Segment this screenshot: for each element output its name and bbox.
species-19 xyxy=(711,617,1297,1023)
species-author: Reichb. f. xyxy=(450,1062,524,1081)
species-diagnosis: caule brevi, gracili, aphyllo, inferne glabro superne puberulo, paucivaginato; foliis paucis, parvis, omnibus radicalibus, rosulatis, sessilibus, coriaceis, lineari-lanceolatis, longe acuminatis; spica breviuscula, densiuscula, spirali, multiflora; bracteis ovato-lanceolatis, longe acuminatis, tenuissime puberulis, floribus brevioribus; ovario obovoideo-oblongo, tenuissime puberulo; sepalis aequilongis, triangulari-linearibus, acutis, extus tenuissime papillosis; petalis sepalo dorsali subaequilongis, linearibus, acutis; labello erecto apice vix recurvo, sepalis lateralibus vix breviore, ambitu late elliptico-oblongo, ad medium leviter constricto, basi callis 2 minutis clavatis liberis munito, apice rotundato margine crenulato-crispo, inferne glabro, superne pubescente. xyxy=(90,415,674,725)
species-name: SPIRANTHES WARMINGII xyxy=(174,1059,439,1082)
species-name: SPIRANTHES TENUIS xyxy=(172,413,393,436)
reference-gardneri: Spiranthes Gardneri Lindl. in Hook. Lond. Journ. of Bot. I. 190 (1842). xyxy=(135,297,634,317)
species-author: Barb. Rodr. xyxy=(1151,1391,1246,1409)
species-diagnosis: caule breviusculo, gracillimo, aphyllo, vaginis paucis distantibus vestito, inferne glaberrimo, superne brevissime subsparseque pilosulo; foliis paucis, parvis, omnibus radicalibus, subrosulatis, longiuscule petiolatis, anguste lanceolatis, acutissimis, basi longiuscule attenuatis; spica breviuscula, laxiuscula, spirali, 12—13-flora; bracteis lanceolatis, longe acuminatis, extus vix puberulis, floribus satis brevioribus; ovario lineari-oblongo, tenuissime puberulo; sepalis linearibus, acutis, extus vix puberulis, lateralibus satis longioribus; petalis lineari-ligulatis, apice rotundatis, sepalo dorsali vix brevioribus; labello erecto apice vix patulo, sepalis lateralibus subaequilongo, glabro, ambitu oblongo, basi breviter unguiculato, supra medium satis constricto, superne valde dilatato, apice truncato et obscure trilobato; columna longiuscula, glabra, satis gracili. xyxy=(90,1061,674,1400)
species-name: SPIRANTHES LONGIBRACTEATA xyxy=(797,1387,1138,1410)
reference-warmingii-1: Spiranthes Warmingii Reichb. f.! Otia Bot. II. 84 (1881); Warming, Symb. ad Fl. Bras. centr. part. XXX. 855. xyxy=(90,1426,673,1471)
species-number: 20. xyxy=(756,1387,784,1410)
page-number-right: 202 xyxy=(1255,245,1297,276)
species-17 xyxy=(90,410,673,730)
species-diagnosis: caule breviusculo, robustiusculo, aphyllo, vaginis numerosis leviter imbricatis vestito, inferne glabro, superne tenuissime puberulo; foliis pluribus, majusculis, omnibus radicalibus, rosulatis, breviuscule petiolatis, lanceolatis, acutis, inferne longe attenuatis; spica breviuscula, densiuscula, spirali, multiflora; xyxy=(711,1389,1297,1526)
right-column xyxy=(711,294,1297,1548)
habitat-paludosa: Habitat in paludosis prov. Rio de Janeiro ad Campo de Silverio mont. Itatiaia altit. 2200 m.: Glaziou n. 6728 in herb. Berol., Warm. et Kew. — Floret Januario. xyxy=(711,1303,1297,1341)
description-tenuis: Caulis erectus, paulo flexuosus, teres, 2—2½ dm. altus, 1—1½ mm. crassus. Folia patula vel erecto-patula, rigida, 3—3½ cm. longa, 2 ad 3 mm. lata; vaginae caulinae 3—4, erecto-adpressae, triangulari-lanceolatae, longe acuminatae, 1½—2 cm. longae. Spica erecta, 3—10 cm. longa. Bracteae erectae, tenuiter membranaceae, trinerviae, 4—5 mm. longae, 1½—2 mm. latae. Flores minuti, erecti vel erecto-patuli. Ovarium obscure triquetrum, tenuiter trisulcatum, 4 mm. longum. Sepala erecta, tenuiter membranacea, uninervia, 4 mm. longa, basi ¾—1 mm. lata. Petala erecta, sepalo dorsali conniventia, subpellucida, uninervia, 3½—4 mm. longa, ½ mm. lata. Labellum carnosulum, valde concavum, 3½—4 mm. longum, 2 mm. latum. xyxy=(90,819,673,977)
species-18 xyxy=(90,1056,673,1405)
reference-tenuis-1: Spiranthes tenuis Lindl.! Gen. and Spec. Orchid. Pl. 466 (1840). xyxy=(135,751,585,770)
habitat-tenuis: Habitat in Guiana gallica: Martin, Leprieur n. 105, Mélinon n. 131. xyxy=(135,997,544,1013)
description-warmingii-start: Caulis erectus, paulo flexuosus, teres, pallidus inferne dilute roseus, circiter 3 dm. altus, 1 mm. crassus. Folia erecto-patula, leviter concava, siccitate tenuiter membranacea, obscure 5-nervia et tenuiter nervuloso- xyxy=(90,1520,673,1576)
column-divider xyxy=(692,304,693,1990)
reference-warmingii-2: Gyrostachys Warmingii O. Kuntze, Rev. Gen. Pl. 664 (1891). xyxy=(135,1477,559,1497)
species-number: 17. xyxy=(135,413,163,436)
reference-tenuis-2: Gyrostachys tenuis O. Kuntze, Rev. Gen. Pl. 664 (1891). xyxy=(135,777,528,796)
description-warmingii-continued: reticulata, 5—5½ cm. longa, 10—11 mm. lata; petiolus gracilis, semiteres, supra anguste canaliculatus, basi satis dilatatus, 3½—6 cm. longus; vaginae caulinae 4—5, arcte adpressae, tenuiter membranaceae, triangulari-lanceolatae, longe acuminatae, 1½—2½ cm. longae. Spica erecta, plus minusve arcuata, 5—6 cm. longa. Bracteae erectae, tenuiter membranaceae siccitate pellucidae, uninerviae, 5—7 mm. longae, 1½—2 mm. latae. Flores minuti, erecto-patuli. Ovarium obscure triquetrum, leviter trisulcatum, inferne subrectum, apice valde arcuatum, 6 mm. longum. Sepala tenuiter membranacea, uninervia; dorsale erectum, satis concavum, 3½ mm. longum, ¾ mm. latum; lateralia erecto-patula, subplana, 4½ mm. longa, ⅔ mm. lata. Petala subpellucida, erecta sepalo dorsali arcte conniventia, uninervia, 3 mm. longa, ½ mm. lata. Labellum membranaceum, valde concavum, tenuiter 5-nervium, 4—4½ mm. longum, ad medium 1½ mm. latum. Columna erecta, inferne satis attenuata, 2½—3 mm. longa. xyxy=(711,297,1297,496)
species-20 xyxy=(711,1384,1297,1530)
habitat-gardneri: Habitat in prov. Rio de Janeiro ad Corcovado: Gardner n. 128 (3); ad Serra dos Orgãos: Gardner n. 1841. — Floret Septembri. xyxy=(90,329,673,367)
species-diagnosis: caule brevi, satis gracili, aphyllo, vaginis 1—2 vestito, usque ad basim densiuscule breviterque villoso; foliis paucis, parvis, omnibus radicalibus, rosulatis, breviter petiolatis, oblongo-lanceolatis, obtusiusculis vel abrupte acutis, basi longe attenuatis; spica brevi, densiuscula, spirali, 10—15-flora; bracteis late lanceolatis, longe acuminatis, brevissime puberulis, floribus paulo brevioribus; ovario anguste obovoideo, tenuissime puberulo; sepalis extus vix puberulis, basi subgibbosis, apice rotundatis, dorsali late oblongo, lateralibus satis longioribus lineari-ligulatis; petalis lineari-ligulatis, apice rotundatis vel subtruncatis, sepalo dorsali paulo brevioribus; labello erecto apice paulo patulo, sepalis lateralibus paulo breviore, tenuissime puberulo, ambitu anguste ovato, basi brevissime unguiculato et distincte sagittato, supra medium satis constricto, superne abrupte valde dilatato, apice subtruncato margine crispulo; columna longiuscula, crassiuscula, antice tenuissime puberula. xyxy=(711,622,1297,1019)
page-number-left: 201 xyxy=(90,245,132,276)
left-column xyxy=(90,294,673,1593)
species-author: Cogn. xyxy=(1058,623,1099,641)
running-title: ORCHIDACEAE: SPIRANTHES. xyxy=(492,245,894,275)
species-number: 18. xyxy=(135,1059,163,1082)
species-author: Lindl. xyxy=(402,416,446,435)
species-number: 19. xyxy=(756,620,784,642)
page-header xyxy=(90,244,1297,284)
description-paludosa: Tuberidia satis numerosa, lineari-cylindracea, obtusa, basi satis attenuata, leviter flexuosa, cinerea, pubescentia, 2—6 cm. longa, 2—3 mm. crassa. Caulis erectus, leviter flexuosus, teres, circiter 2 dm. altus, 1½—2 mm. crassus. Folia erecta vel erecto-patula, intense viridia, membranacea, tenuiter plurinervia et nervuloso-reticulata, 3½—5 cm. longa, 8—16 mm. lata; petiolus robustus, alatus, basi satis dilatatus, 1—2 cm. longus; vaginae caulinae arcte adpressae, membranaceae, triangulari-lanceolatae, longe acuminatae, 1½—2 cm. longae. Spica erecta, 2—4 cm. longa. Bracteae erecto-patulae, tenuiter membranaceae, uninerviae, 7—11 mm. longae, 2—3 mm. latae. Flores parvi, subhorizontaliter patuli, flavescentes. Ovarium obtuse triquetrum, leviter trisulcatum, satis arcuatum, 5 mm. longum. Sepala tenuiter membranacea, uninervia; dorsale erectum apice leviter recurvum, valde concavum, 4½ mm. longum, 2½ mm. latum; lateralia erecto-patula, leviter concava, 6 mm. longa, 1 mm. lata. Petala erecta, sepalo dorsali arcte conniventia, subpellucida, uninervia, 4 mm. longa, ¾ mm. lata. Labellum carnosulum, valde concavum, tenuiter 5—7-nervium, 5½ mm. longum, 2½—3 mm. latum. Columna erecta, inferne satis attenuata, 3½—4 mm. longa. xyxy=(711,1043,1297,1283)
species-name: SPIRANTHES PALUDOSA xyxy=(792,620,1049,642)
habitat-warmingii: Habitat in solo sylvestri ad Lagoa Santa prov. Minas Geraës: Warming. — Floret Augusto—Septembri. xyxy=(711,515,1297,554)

● **SUAS INSTRUÇÕES**
Reescreva, por favor, o trecho que vai do início dos registros até a linha com "species-author: Reichb. f.", substituindo "bbox" por "bounding box" e mantendo todo o resto igual.

● **SOLUÇÃO DO PROBLEMA**
Segment this screenshot: for each element output its name and bounding box.
species-19 xyxy=(711,617,1297,1023)
species-author: Reichb. f. xyxy=(450,1062,524,1081)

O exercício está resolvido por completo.